-------- ROWS --------

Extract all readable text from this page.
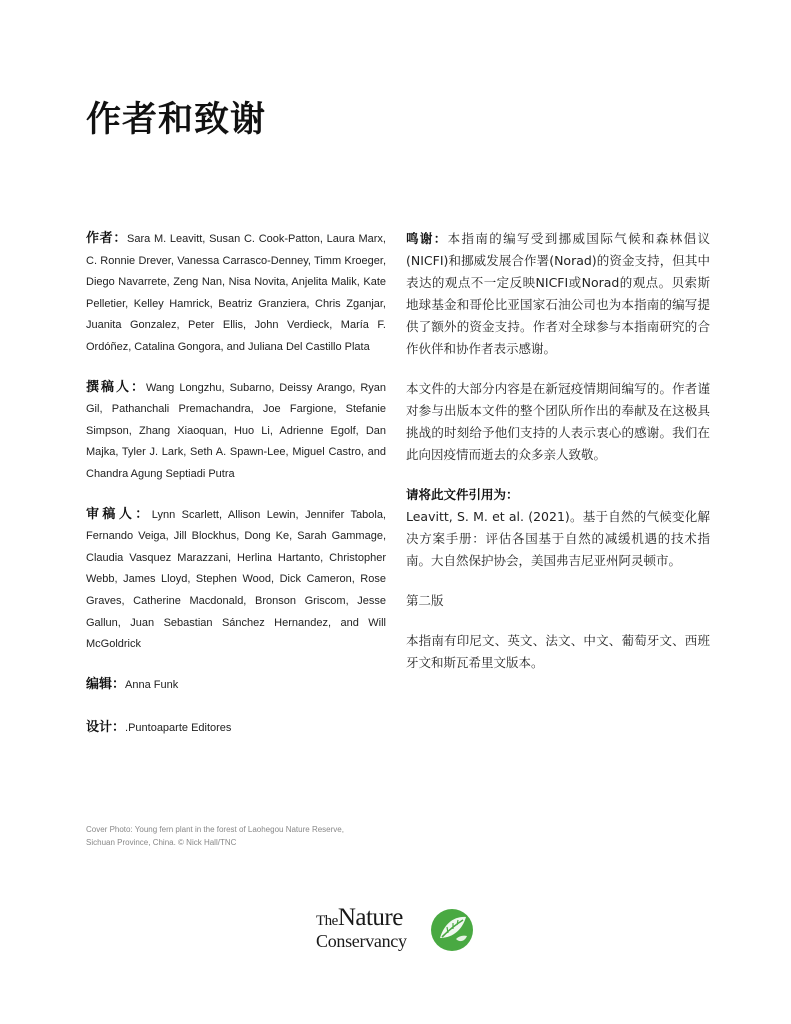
作者和致谢

作者：Sara M. Leavitt, Susan C. Cook-Patton, Laura Marx, C. Ronnie Drever, Vanessa Carrasco-Denney, Timm Kroeger, Diego Navarrete, Zeng Nan, Nisa Novita, Anjelita Malik, Kate Pelletier, Kelley Hamrick, Beatriz Granziera, Chris Zganjar, Juanita Gonzalez, Peter Ellis, John Verdieck, María F. Ordóñez, Catalina Gongora, and Juliana Del Castillo Plata

撰稿人：Wang Longzhu, Subarno, Deissy Arango, Ryan Gil, Pathanchali Premachandra, Joe Fargione, Stefanie Simpson, Zhang Xiaoquan, Huo Li, Adrienne Egolf, Dan Majka, Tyler J. Lark, Seth A. Spawn-Lee, Miguel Castro, and Chandra Agung Septiadi Putra

审稿人：Lynn Scarlett, Allison Lewin, Jennifer Tabola, Fernando Veiga, Jill Blockhus, Dong Ke, Sarah Gammage, Claudia Vasquez Marazzani, Herlina Hartanto, Christopher Webb, James Lloyd, Stephen Wood, Dick Cameron, Rose Graves, Catherine Macdonald, Bronson Griscom, Jesse Gallun, Juan Sebastian Sánchez Hernandez, and Will McGoldrick

编辑：Anna Funk

设计：.Puntoaparte Editores

鸣谢：本指南的编写受到挪威国际气候和森林倡议(NICFI)和挪威发展合作署(Norad)的资金支持，但其中表达的观点不一定反映NICFI或Norad的观点。贝索斯地球基金和哥伦比亚国家石油公司也为本指南的编写提供了额外的资金支持。作者对全球参与本指南研究的合作伙伴和协作者表示感谢。

本文件的大部分内容是在新冠疫情期间编写的。作者谨对参与出版本文件的整个团队所作出的奉献及在这极具挑战的时刻给予他们支持的人表示衷心的感谢。我们在此向因疫情而逝去的众多亲人致敬。

请将此文件引用为：

Leavitt, S. M. et al. (2021)。基于自然的气候变化解决方案手册：评估各国基于自然的减缓机遇的技术指南。大自然保护协会，美国弗吉尼亚州阿灵顿市。

第二版

本指南有印尼文、英文、法文、中文、葡萄牙文、西班牙文和斯瓦希里文版本。

Cover Photo: Young fern plant in the forest of Laohegou Nature Reserve,
Sichuan Province, China. © Nick Hall/TNC
TheNature
Conservancy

--------

TASK PROMPT:
Repeat the material verbatim. Do not carry over any picture.

OUTPUT:
Extract all readable text from this page.
作者和致谢

作者：Sara M. Leavitt, Susan C. Cook-Patton, Laura Marx, C. Ronnie Drever, Vanessa Carrasco-Denney, Timm Kroeger, Diego Navarrete, Zeng Nan, Nisa Novita, Anjelita Malik, Kate Pelletier, Kelley Hamrick, Beatriz Granziera, Chris Zganjar, Juanita Gonzalez, Peter Ellis, John Verdieck, María F. Ordóñez, Catalina Gongora, and Juliana Del Castillo Plata

撰稿人：Wang Longzhu, Subarno, Deissy Arango, Ryan Gil, Pathanchali Premachandra, Joe Fargione, Stefanie Simpson, Zhang Xiaoquan, Huo Li, Adrienne Egolf, Dan Majka, Tyler J. Lark, Seth A. Spawn-Lee, Miguel Castro, and Chandra Agung Septiadi Putra

审稿人：Lynn Scarlett, Allison Lewin, Jennifer Tabola, Fernando Veiga, Jill Blockhus, Dong Ke, Sarah Gammage, Claudia Vasquez Marazzani, Herlina Hartanto, Christopher Webb, James Lloyd, Stephen Wood, Dick Cameron, Rose Graves, Catherine Macdonald, Bronson Griscom, Jesse Gallun, Juan Sebastian Sánchez Hernandez, and Will McGoldrick

编辑：Anna Funk

设计：.Puntoaparte Editores

鸣谢：本指南的编写受到挪威国际气候和森林倡议(NICFI)和挪威发展合作署(Norad)的资金支持，但其中表达的观点不一定反映NICFI或Norad的观点。贝索斯地球基金和哥伦比亚国家石油公司也为本指南的编写提供了额外的资金支持。作者对全球参与本指南研究的合作伙伴和协作者表示感谢。

本文件的大部分内容是在新冠疫情期间编写的。作者谨对参与出版本文件的整个团队所作出的奉献及在这极具挑战的时刻给予他们支持的人表示衷心的感谢。我们在此向因疫情而逝去的众多亲人致敬。

请将此文件引用为：

Leavitt, S. M. et al. (2021)。基于自然的气候变化解决方案手册：评估各国基于自然的减缓机遇的技术指南。大自然保护协会，美国弗吉尼亚州阿灵顿市。

第二版

本指南有印尼文、英文、法文、中文、葡萄牙文、西班牙文和斯瓦希里文版本。

Cover Photo: Young fern plant in the forest of Laohegou Nature Reserve,
Sichuan Province, China. © Nick Hall/TNC
TheNature
Conservancy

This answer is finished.